==== Entries provided

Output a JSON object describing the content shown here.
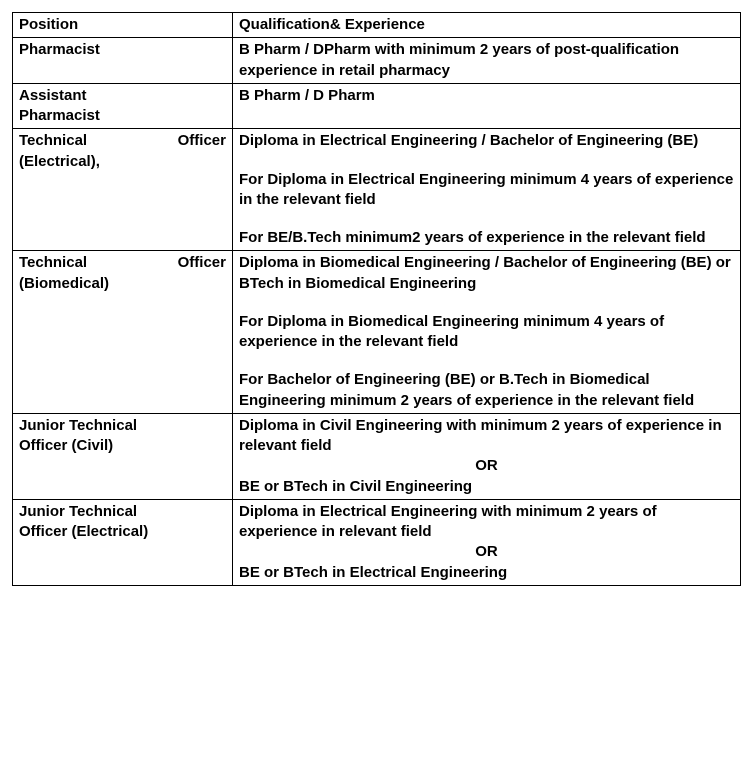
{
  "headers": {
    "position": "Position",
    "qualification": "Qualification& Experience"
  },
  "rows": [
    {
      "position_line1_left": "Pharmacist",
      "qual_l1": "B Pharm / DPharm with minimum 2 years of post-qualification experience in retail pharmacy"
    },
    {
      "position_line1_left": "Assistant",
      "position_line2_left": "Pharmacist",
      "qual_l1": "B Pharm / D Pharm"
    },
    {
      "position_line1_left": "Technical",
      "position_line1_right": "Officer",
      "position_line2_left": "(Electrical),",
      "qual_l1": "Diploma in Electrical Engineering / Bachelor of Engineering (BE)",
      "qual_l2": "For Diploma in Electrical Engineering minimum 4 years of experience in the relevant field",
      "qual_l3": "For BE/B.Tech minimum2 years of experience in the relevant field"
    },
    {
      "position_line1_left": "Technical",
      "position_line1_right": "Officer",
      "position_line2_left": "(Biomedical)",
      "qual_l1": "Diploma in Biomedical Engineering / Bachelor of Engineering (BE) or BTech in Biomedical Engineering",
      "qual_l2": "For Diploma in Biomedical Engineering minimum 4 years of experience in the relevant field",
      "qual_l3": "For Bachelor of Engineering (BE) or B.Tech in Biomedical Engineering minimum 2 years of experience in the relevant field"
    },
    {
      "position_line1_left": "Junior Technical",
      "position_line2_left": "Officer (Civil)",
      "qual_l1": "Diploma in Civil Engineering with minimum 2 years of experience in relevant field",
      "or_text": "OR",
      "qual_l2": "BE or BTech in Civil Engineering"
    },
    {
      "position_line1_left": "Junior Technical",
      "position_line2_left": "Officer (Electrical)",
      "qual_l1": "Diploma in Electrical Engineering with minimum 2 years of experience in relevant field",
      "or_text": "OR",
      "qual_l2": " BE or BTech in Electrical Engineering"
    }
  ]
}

========

Requirement
From the data, collect all lines where the string "qualification" appears.

Solution below
    "qualification": "Qualification& Experience"
      "qual_l1": "B Pharm / DPharm with minimum 2 years of post-qualification experience in retail pharmacy"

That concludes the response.